EXERCISE BRIEF: Each line below should be reproduced without any alteration.

(Dataset records)
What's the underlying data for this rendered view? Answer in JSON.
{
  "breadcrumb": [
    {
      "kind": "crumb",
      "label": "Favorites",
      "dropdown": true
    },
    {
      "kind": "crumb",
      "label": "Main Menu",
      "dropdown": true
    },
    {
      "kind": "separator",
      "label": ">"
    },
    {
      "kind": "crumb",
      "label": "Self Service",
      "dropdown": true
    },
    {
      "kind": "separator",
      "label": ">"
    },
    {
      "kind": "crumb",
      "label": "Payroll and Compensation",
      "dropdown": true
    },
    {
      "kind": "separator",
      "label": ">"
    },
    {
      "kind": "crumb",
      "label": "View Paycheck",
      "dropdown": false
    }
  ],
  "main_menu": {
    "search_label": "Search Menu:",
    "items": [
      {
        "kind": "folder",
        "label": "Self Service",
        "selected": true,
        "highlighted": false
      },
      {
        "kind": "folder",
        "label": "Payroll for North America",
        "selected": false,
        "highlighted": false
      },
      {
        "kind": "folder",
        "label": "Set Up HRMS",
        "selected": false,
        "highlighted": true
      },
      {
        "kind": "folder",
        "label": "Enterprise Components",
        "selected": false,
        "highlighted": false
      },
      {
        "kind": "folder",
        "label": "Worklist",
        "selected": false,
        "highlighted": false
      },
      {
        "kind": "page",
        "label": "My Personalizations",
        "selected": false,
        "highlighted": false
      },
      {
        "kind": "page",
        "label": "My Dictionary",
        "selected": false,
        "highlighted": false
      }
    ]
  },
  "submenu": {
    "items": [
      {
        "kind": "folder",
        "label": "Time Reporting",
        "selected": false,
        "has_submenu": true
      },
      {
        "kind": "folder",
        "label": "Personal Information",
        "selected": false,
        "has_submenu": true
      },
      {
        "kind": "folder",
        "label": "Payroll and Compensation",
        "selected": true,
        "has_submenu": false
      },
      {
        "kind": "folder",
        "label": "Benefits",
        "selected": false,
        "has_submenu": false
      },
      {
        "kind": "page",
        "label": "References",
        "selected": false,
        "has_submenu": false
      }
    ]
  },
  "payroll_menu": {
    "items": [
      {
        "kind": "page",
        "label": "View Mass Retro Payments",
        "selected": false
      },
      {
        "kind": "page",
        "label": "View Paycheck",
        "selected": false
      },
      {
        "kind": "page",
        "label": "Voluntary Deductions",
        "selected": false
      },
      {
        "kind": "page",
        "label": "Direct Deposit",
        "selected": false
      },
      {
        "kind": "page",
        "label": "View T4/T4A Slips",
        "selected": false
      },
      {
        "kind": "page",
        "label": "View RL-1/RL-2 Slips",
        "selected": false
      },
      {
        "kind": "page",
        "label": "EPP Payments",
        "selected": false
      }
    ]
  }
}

RESULT OF THE EXERCISE:
What's the underlying data for this rendered view? Answer in JSON.
{
  "breadcrumb": [
    {
      "kind": "crumb",
      "label": "Favorites",
      "dropdown": true
    },
    {
      "kind": "crumb",
      "label": "Main Menu",
      "dropdown": true
    },
    {
      "kind": "separator",
      "label": ">"
    },
    {
      "kind": "crumb",
      "label": "Self Service",
      "dropdown": true
    },
    {
      "kind": "separator",
      "label": ">"
    },
    {
      "kind": "crumb",
      "label": "Payroll and Compensation",
      "dropdown": true
    },
    {
      "kind": "separator",
      "label": ">"
    },
    {
      "kind": "crumb",
      "label": "View Paycheck",
      "dropdown": false
    }
  ],
  "main_menu": {
    "search_label": "Search Menu:",
    "items": [
      {
        "kind": "folder",
        "label": "Self Service",
        "selected": true,
        "highlighted": false
      },
      {
        "kind": "folder",
        "label": "Payroll for North America",
        "selected": false,
        "highlighted": false
      },
      {
        "kind": "folder",
        "label": "Set Up HRMS",
        "selected": false,
        "highlighted": true
      },
      {
        "kind": "folder",
        "label": "Enterprise Components",
        "selected": false,
        "highlighted": false
      },
      {
        "kind": "folder",
        "label": "Worklist",
        "selected": false,
        "highlighted": false
      },
      {
        "kind": "page",
        "label": "My Personalizations",
        "selected": false,
        "highlighted": false
      },
      {
        "kind": "page",
        "label": "My Dictionary",
        "selected": false,
        "highlighted": false
      }
    ]
  },
  "submenu": {
    "items": [
      {
        "kind": "folder",
        "label": "Time Reporting",
        "selected": false,
        "has_submenu": true
      },
      {
        "kind": "folder",
        "label": "Personal Information",
        "selected": false,
        "has_submenu": true
      },
      {
        "kind": "folder",
        "label": "Payroll and Compensation",
        "selected": true,
        "has_submenu": false
      },
      {
        "kind": "folder",
        "label": "Benefits",
        "selected": false,
        "has_submenu": false
      },
      {
        "kind": "page",
        "label": "References",
        "selected": false,
        "has_submenu": false
      }
    ]
  },
  "payroll_menu": {
    "items": [
      {
        "kind": "page",
        "label": "View Mass Retro Payments",
        "selected": false
      },
      {
        "kind": "page",
        "label": "View Paycheck",
        "selected": false
      },
      {
        "kind": "page",
        "label": "Voluntary Deductions",
        "selected": false
      },
      {
        "kind": "page",
        "label": "Direct Deposit",
        "selected": false
      },
      {
        "kind": "page",
        "label": "View T4/T4A Slips",
        "selected": false
      },
      {
        "kind": "page",
        "label": "View RL-1/RL-2 Slips",
        "selected": false
      },
      {
        "kind": "page",
        "label": "EPP Payments",
        "selected": false
      }
    ]
  }
}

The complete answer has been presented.